## What the task asks:
Extract the data word for word, starting at its first line and ending at the line that contains "radio-no-label[interactable]: No —", with both of those lines included.

## Data for the task:
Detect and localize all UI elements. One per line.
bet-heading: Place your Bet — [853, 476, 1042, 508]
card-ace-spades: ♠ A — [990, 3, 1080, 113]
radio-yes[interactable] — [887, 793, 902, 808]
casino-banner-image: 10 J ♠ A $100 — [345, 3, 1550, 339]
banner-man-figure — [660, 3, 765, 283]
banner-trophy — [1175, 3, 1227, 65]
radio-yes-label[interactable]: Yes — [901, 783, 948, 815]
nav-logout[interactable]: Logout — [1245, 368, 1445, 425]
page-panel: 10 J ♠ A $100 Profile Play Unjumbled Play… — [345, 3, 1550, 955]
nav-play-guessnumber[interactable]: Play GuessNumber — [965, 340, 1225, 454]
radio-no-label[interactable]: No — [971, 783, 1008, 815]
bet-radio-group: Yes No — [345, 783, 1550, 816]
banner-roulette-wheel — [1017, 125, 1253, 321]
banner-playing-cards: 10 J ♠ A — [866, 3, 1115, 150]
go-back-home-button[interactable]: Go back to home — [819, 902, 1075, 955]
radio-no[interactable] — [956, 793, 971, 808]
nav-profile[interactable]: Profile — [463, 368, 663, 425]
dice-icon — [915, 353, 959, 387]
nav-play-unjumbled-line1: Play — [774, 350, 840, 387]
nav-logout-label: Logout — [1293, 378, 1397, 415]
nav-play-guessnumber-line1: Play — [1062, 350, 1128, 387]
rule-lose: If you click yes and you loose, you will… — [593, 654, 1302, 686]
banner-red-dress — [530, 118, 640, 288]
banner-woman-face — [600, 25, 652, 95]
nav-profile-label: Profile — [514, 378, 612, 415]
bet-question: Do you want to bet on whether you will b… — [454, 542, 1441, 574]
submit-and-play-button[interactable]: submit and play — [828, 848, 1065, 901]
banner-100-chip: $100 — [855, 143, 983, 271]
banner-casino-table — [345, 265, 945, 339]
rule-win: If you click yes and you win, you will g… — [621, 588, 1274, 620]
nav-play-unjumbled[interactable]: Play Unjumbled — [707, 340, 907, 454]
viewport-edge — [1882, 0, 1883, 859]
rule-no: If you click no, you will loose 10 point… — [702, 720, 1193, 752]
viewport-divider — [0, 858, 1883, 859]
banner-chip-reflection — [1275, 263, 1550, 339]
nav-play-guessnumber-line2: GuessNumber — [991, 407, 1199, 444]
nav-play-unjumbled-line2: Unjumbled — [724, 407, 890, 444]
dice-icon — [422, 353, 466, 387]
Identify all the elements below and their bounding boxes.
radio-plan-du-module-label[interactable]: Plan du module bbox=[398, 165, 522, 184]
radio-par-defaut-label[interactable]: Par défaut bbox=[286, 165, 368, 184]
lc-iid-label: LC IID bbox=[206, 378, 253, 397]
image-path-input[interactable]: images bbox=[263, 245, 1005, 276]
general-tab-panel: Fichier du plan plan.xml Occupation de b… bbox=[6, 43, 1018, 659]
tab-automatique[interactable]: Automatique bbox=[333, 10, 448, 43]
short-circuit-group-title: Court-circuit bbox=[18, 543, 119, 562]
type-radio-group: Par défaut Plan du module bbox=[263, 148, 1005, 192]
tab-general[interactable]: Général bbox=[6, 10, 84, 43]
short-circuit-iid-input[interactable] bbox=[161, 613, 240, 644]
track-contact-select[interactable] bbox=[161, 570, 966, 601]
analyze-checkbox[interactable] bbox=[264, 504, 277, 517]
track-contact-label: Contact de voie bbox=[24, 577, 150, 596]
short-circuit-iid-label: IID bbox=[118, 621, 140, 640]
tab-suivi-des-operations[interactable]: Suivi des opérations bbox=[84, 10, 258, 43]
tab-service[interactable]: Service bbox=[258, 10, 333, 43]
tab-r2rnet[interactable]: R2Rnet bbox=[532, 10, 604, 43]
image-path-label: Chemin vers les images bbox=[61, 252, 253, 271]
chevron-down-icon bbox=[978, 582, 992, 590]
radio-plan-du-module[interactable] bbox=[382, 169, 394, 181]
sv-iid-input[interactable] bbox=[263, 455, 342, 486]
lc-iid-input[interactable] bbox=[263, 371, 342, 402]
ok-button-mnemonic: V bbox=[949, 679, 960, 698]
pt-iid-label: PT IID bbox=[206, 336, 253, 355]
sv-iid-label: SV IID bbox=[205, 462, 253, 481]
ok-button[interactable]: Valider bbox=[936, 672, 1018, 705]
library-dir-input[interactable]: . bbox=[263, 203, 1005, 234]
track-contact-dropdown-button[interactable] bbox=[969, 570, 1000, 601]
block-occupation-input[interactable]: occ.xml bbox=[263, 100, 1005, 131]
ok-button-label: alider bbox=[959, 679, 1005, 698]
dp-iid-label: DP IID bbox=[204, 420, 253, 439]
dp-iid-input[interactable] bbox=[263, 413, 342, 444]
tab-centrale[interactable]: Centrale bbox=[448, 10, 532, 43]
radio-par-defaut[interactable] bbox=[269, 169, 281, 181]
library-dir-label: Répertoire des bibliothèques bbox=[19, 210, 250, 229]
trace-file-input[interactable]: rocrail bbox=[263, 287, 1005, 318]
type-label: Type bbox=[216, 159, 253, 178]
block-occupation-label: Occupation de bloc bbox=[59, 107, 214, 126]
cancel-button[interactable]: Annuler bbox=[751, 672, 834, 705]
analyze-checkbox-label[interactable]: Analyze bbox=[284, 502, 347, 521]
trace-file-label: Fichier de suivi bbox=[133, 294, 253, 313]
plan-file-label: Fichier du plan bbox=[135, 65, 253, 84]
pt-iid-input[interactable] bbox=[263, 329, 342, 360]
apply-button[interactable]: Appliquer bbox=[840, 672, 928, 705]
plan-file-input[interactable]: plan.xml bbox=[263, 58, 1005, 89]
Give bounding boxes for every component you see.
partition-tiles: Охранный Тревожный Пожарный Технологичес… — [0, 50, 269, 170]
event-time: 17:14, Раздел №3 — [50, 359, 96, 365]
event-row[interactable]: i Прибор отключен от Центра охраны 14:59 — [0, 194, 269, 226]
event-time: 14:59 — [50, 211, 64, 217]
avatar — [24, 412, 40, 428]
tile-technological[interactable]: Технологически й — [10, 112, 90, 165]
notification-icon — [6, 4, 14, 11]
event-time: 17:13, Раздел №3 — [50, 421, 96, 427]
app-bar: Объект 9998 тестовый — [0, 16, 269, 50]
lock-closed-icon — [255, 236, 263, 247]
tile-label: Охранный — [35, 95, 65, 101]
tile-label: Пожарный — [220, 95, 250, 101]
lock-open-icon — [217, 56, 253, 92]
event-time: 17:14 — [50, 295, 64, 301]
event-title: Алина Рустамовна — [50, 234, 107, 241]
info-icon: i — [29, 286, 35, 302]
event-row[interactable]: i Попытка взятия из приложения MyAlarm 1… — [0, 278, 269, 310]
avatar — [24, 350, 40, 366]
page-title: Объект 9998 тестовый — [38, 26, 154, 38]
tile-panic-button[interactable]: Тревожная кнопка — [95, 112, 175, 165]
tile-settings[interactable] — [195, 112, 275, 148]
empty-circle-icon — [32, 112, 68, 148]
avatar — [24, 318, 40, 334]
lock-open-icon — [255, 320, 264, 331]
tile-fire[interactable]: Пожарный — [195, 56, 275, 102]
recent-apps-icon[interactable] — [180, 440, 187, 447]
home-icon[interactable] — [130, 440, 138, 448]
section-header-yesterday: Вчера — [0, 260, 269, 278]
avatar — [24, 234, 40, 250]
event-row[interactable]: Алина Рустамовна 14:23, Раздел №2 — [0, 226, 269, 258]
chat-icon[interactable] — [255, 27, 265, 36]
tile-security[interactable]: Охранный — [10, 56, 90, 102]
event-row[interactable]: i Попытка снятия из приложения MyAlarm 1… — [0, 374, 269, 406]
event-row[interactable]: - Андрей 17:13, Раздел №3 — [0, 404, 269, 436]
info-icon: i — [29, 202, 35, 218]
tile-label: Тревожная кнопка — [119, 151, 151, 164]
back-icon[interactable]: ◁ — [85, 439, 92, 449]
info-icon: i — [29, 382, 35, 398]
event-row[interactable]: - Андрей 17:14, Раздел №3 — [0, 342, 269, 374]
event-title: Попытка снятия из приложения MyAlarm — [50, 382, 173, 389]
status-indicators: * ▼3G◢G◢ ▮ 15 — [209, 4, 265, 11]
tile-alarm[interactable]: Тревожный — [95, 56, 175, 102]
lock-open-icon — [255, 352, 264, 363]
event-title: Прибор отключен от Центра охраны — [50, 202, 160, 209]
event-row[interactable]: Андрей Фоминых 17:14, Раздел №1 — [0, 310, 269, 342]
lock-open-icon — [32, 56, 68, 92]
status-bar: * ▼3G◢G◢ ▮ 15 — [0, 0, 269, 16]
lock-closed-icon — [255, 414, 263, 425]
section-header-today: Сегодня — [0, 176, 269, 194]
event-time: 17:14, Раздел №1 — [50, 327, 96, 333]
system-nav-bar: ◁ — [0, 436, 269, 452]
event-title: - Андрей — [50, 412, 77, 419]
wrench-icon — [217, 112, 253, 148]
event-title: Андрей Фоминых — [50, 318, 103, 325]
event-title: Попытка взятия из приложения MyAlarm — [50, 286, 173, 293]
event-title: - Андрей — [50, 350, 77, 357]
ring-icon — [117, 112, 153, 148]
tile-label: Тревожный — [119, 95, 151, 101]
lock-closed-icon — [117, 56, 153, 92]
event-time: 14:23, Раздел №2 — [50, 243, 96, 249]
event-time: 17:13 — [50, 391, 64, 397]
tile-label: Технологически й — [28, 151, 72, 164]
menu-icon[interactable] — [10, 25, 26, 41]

## Solution for this problem:
Detect and localize all UI elements. One per line.
bet-heading: Place your Bet — [853, 476, 1042, 508]
card-ace-spades: ♠ A — [990, 3, 1080, 113]
radio-yes[interactable] — [887, 793, 902, 808]
casino-banner-image: 10 J ♠ A $100 — [345, 3, 1550, 339]
banner-man-figure — [660, 3, 765, 283]
banner-trophy — [1175, 3, 1227, 65]
radio-yes-label[interactable]: Yes — [901, 783, 948, 815]
nav-logout[interactable]: Logout — [1245, 368, 1445, 425]
page-panel: 10 J ♠ A $100 Profile Play Unjumbled Play… — [345, 3, 1550, 955]
nav-play-guessnumber[interactable]: Play GuessNumber — [965, 340, 1225, 454]
radio-no-label[interactable]: No — [971, 783, 1008, 815]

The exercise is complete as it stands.